### What is being asked
Extract the full listing verbatim and drop any pictures from your copy.

[BEGIN]

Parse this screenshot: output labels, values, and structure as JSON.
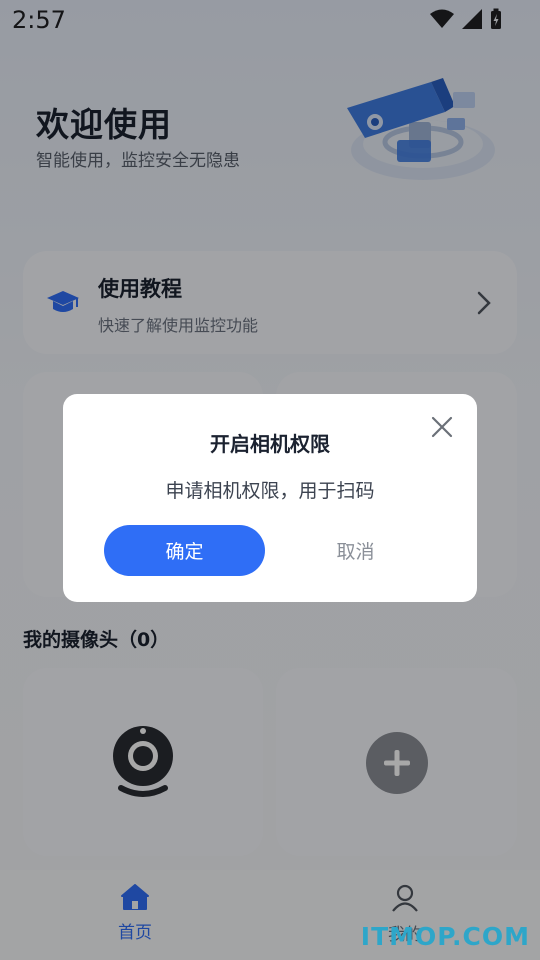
{
  "status_bar": {
    "time": "2:57",
    "icons": [
      "wifi-icon",
      "signal-icon",
      "battery-charging-icon"
    ]
  },
  "hero": {
    "title": "欢迎使用",
    "subtitle": "智能使用，监控安全无隐患"
  },
  "tutorial": {
    "title": "使用教程",
    "subtitle": "快速了解使用监控功能"
  },
  "cameras": {
    "section_title": "我的摄像头（0）"
  },
  "tabbar": {
    "home_label": "首页",
    "mine_label": "我的"
  },
  "dialog": {
    "title": "开启相机权限",
    "message": "申请相机权限，用于扫码",
    "confirm_label": "确定",
    "cancel_label": "取消"
  },
  "watermark": "ITMOP.COM",
  "colors": {
    "accent": "#2f6ef6",
    "background": "#eef2f7",
    "card": "#f6f8fc"
  }
}
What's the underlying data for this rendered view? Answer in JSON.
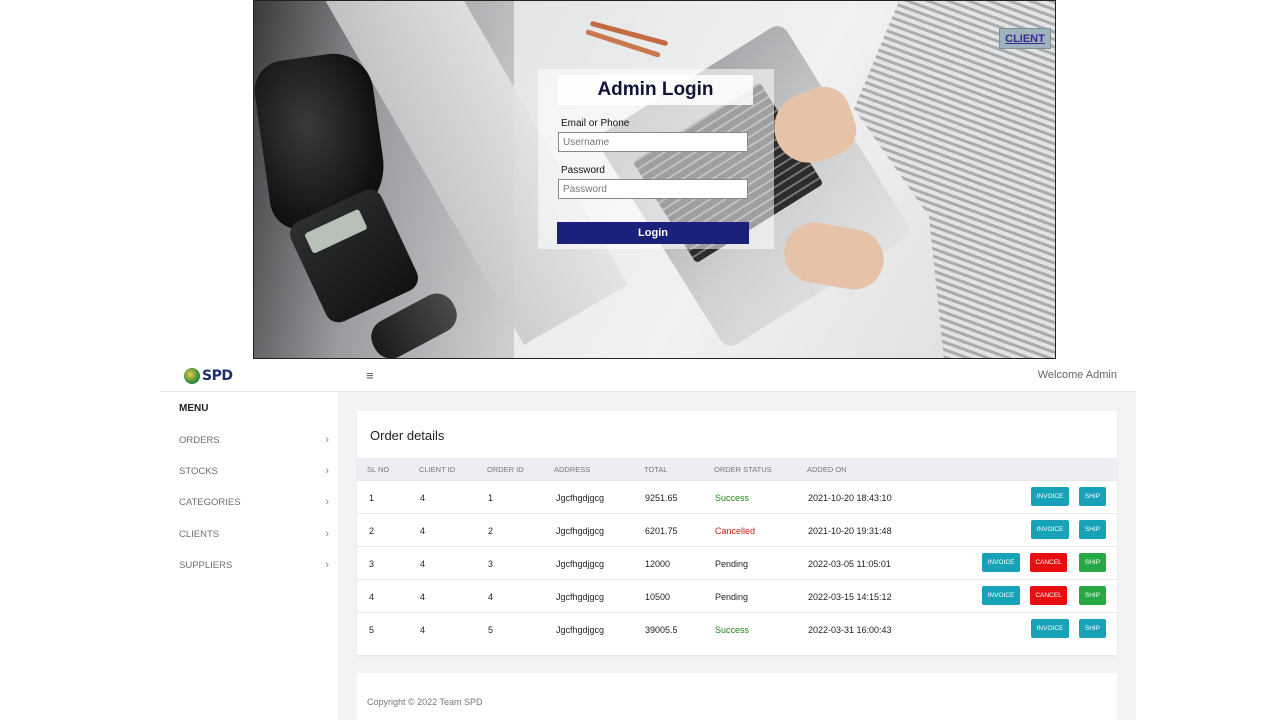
{
  "login": {
    "client_link": "CLIENT",
    "title": "Admin Login",
    "email_label": "Email or Phone",
    "email_placeholder": "Username",
    "password_label": "Password",
    "password_placeholder": "Password",
    "login_button": "Login"
  },
  "header": {
    "logo_text": "SPD",
    "menu_icon": "hamburger-icon",
    "welcome": "Welcome Admin"
  },
  "sidebar": {
    "title": "MENU",
    "items": [
      {
        "label": "ORDERS",
        "icon": "chevron-right-icon"
      },
      {
        "label": "STOCKS",
        "icon": "chevron-right-icon"
      },
      {
        "label": "CATEGORIES",
        "icon": "chevron-right-icon"
      },
      {
        "label": "CLIENTS",
        "icon": "chevron-right-icon"
      },
      {
        "label": "SUPPLIERS",
        "icon": "chevron-right-icon"
      }
    ]
  },
  "orders": {
    "title": "Order details",
    "columns": [
      "SL NO",
      "CLIENT ID",
      "ORDER ID",
      "ADDRESS",
      "TOTAL",
      "ORDER STATUS",
      "ADDED ON"
    ],
    "rows": [
      {
        "sl": "1",
        "client": "4",
        "order": "1",
        "address": "Jgcfhgdjgcg",
        "total": "9251.65",
        "status": "Success",
        "added": "2021-10-20 18:43:10"
      },
      {
        "sl": "2",
        "client": "4",
        "order": "2",
        "address": "Jgcfhgdjgcg",
        "total": "6201.75",
        "status": "Cancelled",
        "added": "2021-10-20 19:31:48"
      },
      {
        "sl": "3",
        "client": "4",
        "order": "3",
        "address": "Jgcfhgdjgcg",
        "total": "12000",
        "status": "Pending",
        "added": "2022-03-05 11:05:01"
      },
      {
        "sl": "4",
        "client": "4",
        "order": "4",
        "address": "Jgcfhgdjgcg",
        "total": "10500",
        "status": "Pending",
        "added": "2022-03-15 14:15:12"
      },
      {
        "sl": "5",
        "client": "4",
        "order": "5",
        "address": "Jgcfhgdjgcg",
        "total": "39005.5",
        "status": "Success",
        "added": "2022-03-31 16:00:43"
      }
    ],
    "buttons": {
      "invoice": "INVOICE",
      "cancel": "CANCEL",
      "ship": "SHIP"
    }
  },
  "colors": {
    "success": "#1a8a1a",
    "cancelled": "#c9171a",
    "info_button": "#17a2b8",
    "cancel_button": "#e80d10",
    "ship_button_pending": "#28a745",
    "login_button": "#1b217a"
  },
  "footer": {
    "text": "Copyright © 2022 Team SPD"
  }
}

[END]

### Written solution
Parse this screenshot: output labels, values, and structure as JSON.
{
  "status_bar": {
    "time": "2:57",
    "icons": [
      "wifi-icon",
      "signal-icon",
      "battery-charging-icon"
    ]
  },
  "hero": {
    "title": "欢迎使用",
    "subtitle": "智能使用，监控安全无隐患"
  },
  "tutorial": {
    "title": "使用教程",
    "subtitle": "快速了解使用监控功能"
  },
  "cameras": {
    "section_title": "我的摄像头（0）"
  },
  "tabbar": {
    "home_label": "首页",
    "mine_label": "我的"
  },
  "dialog": {
    "title": "开启相机权限",
    "message": "申请相机权限，用于扫码",
    "confirm_label": "确定",
    "cancel_label": "取消"
  },
  "watermark": "ITMOP.COM",
  "colors": {
    "accent": "#2f6ef6",
    "background": "#eef2f7",
    "card": "#f6f8fc"
  }
}
What's the underlying data for this rendered view? Answer in JSON.
{
  "login": {
    "client_link": "CLIENT",
    "title": "Admin Login",
    "email_label": "Email or Phone",
    "email_placeholder": "Username",
    "password_label": "Password",
    "password_placeholder": "Password",
    "login_button": "Login"
  },
  "header": {
    "logo_text": "SPD",
    "menu_icon": "hamburger-icon",
    "welcome": "Welcome Admin"
  },
  "sidebar": {
    "title": "MENU",
    "items": [
      {
        "label": "ORDERS",
        "icon": "chevron-right-icon"
      },
      {
        "label": "STOCKS",
        "icon": "chevron-right-icon"
      },
      {
        "label": "CATEGORIES",
        "icon": "chevron-right-icon"
      },
      {
        "label": "CLIENTS",
        "icon": "chevron-right-icon"
      },
      {
        "label": "SUPPLIERS",
        "icon": "chevron-right-icon"
      }
    ]
  },
  "orders": {
    "title": "Order details",
    "columns": [
      "SL NO",
      "CLIENT ID",
      "ORDER ID",
      "ADDRESS",
      "TOTAL",
      "ORDER STATUS",
      "ADDED ON"
    ],
    "rows": [
      {
        "sl": "1",
        "client": "4",
        "order": "1",
        "address": "Jgcfhgdjgcg",
        "total": "9251.65",
        "status": "Success",
        "added": "2021-10-20 18:43:10"
      },
      {
        "sl": "2",
        "client": "4",
        "order": "2",
        "address": "Jgcfhgdjgcg",
        "total": "6201.75",
        "status": "Cancelled",
        "added": "2021-10-20 19:31:48"
      },
      {
        "sl": "3",
        "client": "4",
        "order": "3",
        "address": "Jgcfhgdjgcg",
        "total": "12000",
        "status": "Pending",
        "added": "2022-03-05 11:05:01"
      },
      {
        "sl": "4",
        "client": "4",
        "order": "4",
        "address": "Jgcfhgdjgcg",
        "total": "10500",
        "status": "Pending",
        "added": "2022-03-15 14:15:12"
      },
      {
        "sl": "5",
        "client": "4",
        "order": "5",
        "address": "Jgcfhgdjgcg",
        "total": "39005.5",
        "status": "Success",
        "added": "2022-03-31 16:00:43"
      }
    ],
    "buttons": {
      "invoice": "INVOICE",
      "cancel": "CANCEL",
      "ship": "SHIP"
    }
  },
  "colors": {
    "success": "#1a8a1a",
    "cancelled": "#c9171a",
    "info_button": "#17a2b8",
    "cancel_button": "#e80d10",
    "ship_button_pending": "#28a745",
    "login_button": "#1b217a"
  },
  "footer": {
    "text": "Copyright © 2022 Team SPD"
  }
}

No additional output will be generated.